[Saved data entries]

[Begin]

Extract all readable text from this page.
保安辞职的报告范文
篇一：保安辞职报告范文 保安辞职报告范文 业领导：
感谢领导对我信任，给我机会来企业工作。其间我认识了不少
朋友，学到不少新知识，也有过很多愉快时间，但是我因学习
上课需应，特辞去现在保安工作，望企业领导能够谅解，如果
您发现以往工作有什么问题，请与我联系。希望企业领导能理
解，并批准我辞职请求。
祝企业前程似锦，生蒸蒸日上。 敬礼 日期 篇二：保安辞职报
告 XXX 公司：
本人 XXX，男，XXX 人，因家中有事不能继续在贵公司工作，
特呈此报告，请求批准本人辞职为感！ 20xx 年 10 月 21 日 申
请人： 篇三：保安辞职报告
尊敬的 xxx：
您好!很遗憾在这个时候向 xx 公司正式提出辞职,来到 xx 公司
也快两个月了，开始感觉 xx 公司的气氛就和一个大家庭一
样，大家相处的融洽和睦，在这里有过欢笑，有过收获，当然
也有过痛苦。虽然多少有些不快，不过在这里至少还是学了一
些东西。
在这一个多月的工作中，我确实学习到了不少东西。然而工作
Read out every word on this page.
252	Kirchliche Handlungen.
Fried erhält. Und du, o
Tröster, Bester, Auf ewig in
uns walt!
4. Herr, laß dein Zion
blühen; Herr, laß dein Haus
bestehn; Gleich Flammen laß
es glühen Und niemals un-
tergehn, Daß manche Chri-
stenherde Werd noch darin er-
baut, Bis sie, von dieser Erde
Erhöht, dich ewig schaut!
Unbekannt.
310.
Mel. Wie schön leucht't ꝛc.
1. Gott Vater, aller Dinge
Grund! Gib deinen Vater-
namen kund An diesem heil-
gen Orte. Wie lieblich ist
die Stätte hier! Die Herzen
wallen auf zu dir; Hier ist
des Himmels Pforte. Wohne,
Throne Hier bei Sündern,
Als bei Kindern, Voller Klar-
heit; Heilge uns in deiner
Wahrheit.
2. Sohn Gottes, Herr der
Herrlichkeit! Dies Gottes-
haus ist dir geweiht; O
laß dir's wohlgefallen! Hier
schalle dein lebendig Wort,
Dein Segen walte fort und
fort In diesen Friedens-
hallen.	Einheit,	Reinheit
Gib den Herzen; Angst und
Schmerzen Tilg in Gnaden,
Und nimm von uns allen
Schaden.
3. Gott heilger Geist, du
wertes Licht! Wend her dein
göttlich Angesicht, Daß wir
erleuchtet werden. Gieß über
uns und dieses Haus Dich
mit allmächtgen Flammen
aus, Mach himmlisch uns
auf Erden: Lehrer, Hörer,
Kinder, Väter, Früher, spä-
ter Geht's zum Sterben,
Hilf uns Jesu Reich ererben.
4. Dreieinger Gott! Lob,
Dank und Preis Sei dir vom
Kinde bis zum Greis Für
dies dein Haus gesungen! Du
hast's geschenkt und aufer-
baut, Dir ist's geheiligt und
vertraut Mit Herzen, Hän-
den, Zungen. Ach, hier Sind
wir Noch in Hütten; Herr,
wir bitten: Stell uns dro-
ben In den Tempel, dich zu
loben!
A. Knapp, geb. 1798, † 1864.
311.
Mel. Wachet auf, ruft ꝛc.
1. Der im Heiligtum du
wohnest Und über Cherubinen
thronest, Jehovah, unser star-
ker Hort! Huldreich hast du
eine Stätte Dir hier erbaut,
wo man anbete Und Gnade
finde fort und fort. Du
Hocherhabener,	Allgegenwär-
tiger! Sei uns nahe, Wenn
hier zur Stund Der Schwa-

[End]

WORK INSTRUCTIONS: Write the data back out verbatim.

FULL OUTPUT:
Extract all readable text from this page.
保安辞职的报告范文
篇一：保安辞职报告范文 保安辞职报告范文 业领导：
感谢领导对我信任，给我机会来企业工作。其间我认识了不少
朋友，学到不少新知识，也有过很多愉快时间，但是我因学习
上课需应，特辞去现在保安工作，望企业领导能够谅解，如果
您发现以往工作有什么问题，请与我联系。希望企业领导能理
解，并批准我辞职请求。
祝企业前程似锦，生蒸蒸日上。 敬礼 日期 篇二：保安辞职报
告 XXX 公司：
本人 XXX，男，XXX 人，因家中有事不能继续在贵公司工作，
特呈此报告，请求批准本人辞职为感！ 20xx 年 10 月 21 日 申
请人： 篇三：保安辞职报告
尊敬的 xxx：
您好!很遗憾在这个时候向 xx 公司正式提出辞职,来到 xx 公司
也快两个月了，开始感觉 xx 公司的气氛就和一个大家庭一
样，大家相处的融洽和睦，在这里有过欢笑，有过收获，当然
也有过痛苦。虽然多少有些不快，不过在这里至少还是学了一
些东西。
在这一个多月的工作中，我确实学习到了不少东西。然而工作
Read out every word on this page.
252	Kirchliche Handlungen.
Fried erhält. Und du, o
Tröster, Bester, Auf ewig in
uns walt!
4. Herr, laß dein Zion
blühen; Herr, laß dein Haus
bestehn; Gleich Flammen laß
es glühen Und niemals un-
tergehn, Daß manche Chri-
stenherde Werd noch darin er-
baut, Bis sie, von dieser Erde
Erhöht, dich ewig schaut!
Unbekannt.
310.
Mel. Wie schön leucht't ꝛc.
1. Gott Vater, aller Dinge
Grund! Gib deinen Vater-
namen kund An diesem heil-
gen Orte. Wie lieblich ist
die Stätte hier! Die Herzen
wallen auf zu dir; Hier ist
des Himmels Pforte. Wohne,
Throne Hier bei Sündern,
Als bei Kindern, Voller Klar-
heit; Heilge uns in deiner
Wahrheit.
2. Sohn Gottes, Herr der
Herrlichkeit! Dies Gottes-
haus ist dir geweiht; O
laß dir's wohlgefallen! Hier
schalle dein lebendig Wort,
Dein Segen walte fort und
fort In diesen Friedens-
hallen.	Einheit,	Reinheit
Gib den Herzen; Angst und
Schmerzen Tilg in Gnaden,
Und nimm von uns allen
Schaden.
3. Gott heilger Geist, du
wertes Licht! Wend her dein
göttlich Angesicht, Daß wir
erleuchtet werden. Gieß über
uns und dieses Haus Dich
mit allmächtgen Flammen
aus, Mach himmlisch uns
auf Erden: Lehrer, Hörer,
Kinder, Väter, Früher, spä-
ter Geht's zum Sterben,
Hilf uns Jesu Reich ererben.
4. Dreieinger Gott! Lob,
Dank und Preis Sei dir vom
Kinde bis zum Greis Für
dies dein Haus gesungen! Du
hast's geschenkt und aufer-
baut, Dir ist's geheiligt und
vertraut Mit Herzen, Hän-
den, Zungen. Ach, hier Sind
wir Noch in Hütten; Herr,
wir bitten: Stell uns dro-
ben In den Tempel, dich zu
loben!
A. Knapp, geb. 1798, † 1864.
311.
Mel. Wachet auf, ruft ꝛc.
1. Der im Heiligtum du
wohnest Und über Cherubinen
thronest, Jehovah, unser star-
ker Hort! Huldreich hast du
eine Stätte Dir hier erbaut,
wo man anbete Und Gnade
finde fort und fort. Du
Hocherhabener,	Allgegenwär-
tiger! Sei uns nahe, Wenn
hier zur Stund Der Schwa-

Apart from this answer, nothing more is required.